**TASK PROMPT**: Count the lines in the rows below that contain the string "title", treating uppercase and lowercase letters as different. Reply with the number alone.

━━━━━━━━━━━━━━━━━━━━

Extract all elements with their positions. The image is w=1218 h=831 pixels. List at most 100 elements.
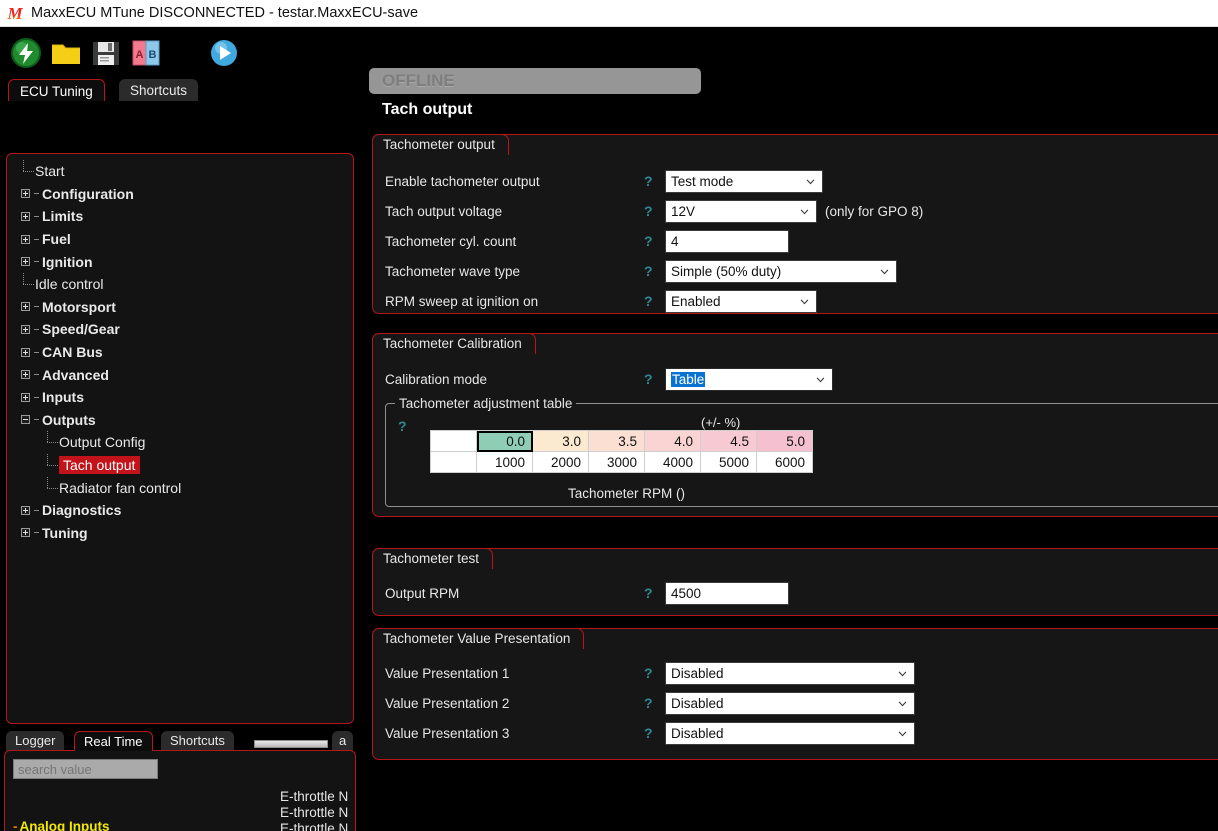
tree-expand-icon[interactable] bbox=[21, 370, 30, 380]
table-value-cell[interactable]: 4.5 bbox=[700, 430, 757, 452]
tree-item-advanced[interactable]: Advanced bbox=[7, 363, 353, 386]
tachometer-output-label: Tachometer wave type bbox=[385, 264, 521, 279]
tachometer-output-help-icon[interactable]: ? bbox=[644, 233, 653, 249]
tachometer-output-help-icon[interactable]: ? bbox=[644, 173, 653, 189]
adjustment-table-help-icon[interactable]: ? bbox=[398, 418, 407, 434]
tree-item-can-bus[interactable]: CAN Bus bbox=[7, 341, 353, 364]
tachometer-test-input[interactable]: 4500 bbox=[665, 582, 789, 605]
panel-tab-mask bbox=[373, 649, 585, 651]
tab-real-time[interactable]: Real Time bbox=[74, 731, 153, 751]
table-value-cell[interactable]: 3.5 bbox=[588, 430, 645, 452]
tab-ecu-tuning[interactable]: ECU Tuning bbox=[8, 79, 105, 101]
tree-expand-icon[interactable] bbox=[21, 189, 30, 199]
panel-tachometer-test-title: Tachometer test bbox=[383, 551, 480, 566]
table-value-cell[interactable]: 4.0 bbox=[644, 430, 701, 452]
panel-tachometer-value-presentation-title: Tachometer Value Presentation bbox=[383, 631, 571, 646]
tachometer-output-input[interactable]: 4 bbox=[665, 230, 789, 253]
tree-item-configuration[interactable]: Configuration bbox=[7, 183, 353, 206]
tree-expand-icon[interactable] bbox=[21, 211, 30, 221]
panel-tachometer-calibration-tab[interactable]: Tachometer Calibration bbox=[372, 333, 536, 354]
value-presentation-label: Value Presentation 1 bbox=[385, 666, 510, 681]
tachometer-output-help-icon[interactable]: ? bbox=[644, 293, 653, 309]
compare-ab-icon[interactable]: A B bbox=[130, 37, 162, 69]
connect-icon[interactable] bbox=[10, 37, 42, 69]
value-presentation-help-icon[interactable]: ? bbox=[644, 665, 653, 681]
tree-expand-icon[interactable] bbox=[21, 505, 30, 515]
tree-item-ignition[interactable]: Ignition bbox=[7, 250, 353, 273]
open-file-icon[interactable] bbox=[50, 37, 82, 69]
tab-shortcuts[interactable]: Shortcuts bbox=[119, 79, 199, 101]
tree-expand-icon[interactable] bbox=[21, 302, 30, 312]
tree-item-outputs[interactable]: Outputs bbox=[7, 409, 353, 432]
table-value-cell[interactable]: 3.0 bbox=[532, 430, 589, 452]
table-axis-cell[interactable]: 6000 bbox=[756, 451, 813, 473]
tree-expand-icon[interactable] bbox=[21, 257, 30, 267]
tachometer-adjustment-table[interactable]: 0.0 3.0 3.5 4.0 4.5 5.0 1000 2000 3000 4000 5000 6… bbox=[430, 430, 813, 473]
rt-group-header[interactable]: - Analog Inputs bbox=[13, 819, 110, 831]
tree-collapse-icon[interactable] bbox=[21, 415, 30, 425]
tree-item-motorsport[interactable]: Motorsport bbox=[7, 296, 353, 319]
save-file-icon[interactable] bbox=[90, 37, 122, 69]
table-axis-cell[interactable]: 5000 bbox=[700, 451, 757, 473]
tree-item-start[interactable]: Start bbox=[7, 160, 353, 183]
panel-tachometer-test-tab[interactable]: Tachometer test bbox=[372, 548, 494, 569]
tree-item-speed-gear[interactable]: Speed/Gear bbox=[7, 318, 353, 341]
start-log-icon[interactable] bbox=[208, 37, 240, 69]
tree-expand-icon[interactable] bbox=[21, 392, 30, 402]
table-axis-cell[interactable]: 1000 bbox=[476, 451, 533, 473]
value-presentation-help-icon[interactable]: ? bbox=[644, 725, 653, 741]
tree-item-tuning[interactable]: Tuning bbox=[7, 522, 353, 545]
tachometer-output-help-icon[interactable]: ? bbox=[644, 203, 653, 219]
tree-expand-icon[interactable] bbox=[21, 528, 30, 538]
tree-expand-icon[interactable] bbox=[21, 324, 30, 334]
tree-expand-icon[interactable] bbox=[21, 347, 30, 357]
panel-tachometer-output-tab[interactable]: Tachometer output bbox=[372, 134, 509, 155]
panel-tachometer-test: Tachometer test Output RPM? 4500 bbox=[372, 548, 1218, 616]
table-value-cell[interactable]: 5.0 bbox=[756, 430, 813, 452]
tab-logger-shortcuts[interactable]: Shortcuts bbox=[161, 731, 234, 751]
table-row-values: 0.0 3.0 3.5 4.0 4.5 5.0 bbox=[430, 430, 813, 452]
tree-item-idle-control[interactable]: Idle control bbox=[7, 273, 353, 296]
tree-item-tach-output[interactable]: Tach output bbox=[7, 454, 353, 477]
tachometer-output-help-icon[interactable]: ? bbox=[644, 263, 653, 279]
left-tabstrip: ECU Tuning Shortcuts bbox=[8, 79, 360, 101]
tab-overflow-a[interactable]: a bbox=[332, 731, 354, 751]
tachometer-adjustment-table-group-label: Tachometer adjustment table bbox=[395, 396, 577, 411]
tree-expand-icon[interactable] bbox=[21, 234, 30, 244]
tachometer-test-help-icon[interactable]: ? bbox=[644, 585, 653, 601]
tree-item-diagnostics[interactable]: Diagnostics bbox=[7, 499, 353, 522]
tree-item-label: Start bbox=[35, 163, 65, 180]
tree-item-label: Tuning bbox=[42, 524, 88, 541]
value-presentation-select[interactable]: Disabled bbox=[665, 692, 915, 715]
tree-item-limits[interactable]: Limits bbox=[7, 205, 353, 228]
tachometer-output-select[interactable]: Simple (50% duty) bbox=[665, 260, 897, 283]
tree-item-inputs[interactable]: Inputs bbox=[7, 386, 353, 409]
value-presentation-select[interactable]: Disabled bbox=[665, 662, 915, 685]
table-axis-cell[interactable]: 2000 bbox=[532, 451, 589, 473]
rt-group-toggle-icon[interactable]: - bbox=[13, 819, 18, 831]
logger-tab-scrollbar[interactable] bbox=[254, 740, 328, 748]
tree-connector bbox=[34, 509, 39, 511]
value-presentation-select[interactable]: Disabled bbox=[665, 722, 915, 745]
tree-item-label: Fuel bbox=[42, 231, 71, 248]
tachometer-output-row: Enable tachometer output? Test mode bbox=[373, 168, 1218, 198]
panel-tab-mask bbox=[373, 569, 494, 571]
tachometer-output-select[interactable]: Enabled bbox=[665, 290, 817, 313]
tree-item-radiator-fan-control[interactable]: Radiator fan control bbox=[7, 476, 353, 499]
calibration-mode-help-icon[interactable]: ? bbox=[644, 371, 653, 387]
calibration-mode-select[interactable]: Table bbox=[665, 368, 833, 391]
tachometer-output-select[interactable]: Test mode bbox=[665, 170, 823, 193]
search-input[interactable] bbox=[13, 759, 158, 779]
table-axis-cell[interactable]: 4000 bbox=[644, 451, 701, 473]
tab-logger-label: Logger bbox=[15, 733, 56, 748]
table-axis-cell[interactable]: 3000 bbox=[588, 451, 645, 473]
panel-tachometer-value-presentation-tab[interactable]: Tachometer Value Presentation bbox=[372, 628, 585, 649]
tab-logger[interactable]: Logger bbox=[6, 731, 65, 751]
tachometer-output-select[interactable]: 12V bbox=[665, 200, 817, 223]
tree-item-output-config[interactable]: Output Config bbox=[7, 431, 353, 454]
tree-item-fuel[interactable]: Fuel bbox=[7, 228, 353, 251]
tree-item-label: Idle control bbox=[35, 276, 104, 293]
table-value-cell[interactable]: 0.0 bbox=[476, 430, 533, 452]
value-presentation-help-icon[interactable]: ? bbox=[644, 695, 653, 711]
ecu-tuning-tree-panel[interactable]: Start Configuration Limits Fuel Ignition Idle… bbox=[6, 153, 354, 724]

━━━━━━━━━━━━━━━━━━━━

**EXERCISE OUTPUT**: 2